Exercise brief:
Scan the listing and work out how many lines contain the word "Selection". Nothing but the number should be given.

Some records
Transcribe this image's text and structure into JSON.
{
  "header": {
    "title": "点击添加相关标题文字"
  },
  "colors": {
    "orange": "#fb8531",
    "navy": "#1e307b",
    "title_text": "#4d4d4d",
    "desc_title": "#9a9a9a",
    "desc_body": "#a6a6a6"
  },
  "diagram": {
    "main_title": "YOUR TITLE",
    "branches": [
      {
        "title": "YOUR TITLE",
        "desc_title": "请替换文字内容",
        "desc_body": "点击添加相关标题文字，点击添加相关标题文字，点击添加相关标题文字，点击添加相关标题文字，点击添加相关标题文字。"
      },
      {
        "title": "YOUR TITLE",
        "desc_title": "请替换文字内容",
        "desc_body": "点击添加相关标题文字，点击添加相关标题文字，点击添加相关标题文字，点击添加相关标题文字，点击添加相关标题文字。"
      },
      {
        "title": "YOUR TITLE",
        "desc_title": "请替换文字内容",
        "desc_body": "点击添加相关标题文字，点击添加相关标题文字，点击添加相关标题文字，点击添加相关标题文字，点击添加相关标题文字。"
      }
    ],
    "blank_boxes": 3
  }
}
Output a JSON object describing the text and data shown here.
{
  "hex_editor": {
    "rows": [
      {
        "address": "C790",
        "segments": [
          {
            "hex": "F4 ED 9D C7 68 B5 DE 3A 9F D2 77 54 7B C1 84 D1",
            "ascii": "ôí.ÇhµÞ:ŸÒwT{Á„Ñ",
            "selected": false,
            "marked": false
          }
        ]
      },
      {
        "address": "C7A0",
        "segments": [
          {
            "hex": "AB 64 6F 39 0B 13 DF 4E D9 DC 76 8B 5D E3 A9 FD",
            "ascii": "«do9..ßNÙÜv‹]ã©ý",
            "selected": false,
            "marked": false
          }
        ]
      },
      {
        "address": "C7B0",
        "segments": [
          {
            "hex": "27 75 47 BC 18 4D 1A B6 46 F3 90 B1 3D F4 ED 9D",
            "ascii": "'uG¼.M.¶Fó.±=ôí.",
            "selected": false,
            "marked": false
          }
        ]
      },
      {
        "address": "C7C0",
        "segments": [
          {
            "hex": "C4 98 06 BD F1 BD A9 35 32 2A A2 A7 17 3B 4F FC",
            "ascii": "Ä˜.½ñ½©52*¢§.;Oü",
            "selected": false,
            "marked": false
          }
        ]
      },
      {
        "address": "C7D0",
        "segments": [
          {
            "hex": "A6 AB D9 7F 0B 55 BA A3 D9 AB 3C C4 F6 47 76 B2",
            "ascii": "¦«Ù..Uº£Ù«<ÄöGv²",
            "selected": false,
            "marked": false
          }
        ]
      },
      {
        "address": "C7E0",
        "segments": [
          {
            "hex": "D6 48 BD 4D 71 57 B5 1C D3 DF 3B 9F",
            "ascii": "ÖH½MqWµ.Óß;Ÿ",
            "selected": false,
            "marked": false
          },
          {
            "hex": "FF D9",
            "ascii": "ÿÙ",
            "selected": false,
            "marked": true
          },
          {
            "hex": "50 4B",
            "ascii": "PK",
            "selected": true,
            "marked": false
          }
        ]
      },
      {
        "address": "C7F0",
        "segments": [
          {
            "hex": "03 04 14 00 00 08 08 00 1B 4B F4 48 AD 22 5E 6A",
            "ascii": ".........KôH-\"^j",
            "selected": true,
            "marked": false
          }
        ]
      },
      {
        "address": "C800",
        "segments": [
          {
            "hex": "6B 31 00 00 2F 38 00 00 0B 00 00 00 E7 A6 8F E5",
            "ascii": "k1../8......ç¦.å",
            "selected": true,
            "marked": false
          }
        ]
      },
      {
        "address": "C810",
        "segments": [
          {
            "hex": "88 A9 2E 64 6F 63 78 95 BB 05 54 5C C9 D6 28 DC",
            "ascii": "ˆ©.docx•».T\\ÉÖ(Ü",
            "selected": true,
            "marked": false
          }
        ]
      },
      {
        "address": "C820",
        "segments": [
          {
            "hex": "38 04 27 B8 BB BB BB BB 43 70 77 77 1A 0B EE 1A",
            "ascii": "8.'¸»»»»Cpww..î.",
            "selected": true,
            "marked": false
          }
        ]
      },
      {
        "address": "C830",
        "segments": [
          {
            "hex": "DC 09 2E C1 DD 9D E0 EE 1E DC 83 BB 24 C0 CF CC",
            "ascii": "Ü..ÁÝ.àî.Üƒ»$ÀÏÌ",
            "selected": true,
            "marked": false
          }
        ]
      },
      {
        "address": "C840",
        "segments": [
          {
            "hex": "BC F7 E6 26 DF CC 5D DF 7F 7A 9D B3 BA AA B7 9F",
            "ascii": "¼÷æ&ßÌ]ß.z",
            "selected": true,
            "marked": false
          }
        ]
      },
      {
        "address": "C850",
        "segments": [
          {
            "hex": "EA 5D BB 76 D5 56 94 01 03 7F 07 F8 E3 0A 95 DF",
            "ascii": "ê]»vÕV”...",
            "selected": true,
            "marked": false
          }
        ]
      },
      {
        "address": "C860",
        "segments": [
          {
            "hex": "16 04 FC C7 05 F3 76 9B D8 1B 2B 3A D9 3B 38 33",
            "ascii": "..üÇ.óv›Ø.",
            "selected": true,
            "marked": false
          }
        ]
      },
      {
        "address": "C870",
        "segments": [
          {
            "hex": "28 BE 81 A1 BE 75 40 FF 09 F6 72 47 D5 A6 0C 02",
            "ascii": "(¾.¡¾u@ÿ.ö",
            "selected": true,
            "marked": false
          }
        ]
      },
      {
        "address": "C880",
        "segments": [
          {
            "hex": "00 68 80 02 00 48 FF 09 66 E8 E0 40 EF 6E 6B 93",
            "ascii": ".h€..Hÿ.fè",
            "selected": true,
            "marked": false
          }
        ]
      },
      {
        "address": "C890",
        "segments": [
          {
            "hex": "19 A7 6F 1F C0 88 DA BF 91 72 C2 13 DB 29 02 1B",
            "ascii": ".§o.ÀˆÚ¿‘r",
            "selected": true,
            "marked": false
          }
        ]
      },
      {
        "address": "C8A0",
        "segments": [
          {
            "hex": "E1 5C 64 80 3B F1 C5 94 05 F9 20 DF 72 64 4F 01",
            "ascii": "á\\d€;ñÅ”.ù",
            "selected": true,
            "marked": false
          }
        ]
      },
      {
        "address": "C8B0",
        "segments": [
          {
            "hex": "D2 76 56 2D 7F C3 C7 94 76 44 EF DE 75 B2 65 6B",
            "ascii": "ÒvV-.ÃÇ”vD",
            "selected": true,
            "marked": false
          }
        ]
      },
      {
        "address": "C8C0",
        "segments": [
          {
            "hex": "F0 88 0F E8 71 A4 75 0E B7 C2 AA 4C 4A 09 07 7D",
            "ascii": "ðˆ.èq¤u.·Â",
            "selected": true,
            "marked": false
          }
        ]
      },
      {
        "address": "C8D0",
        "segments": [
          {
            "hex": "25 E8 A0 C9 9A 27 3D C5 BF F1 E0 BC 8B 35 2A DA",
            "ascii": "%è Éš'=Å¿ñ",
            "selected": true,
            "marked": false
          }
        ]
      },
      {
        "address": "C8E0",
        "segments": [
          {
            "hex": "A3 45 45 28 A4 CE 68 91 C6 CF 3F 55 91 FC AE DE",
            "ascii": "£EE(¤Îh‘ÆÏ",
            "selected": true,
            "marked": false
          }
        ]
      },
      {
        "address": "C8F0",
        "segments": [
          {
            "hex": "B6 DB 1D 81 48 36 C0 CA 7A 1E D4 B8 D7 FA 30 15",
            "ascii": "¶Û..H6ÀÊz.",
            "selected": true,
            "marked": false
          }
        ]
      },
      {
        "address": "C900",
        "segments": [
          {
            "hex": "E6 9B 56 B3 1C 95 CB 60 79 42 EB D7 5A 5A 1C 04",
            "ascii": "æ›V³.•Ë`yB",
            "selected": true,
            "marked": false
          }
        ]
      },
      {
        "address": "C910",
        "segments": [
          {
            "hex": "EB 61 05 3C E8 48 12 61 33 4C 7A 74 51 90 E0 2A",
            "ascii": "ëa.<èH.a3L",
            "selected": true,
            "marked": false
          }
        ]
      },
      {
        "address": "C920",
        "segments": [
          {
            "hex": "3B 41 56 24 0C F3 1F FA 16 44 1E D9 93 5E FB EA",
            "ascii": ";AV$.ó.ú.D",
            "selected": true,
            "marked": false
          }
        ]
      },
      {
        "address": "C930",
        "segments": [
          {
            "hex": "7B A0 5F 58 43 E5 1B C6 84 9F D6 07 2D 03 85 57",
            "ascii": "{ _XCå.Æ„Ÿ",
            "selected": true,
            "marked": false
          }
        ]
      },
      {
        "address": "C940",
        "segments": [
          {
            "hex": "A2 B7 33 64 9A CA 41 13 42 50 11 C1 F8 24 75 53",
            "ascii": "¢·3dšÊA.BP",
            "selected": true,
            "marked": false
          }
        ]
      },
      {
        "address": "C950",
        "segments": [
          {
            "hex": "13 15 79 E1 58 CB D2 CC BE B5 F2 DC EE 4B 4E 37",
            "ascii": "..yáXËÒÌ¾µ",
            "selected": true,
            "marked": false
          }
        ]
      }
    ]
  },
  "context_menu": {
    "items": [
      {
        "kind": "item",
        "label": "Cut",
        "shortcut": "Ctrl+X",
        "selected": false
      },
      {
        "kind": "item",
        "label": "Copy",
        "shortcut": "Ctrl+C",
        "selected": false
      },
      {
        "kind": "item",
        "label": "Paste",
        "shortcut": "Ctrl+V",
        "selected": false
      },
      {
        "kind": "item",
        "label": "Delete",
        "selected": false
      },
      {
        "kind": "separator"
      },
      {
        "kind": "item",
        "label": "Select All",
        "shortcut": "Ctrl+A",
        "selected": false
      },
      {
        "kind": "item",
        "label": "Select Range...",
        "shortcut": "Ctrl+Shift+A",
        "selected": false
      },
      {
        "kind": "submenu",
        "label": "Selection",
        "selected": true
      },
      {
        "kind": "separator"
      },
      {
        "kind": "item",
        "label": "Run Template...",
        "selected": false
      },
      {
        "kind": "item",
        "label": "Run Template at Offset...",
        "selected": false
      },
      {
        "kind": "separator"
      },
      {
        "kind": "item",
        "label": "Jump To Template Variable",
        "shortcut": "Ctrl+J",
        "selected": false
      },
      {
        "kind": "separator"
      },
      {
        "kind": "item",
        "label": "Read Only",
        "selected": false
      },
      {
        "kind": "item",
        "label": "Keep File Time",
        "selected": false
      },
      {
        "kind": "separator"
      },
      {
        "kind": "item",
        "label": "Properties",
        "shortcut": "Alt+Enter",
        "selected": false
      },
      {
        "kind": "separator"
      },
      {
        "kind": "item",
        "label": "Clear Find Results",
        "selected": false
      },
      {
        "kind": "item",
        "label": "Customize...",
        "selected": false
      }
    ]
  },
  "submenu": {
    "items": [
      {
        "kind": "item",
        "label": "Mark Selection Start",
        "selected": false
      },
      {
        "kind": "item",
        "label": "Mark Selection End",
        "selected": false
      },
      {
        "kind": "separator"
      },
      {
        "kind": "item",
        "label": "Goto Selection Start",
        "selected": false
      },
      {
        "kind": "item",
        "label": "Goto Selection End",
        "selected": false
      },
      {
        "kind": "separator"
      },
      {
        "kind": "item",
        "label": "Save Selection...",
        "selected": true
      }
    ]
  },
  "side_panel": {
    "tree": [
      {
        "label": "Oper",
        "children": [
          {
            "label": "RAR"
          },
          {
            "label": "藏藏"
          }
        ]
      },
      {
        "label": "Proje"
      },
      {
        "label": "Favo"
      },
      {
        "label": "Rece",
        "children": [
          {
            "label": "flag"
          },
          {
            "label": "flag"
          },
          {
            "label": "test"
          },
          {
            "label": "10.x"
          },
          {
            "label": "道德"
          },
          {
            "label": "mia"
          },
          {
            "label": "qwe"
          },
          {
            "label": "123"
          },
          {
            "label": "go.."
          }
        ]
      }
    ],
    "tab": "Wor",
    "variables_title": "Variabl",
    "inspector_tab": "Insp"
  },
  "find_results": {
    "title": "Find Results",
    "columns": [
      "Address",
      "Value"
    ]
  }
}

Task response:
6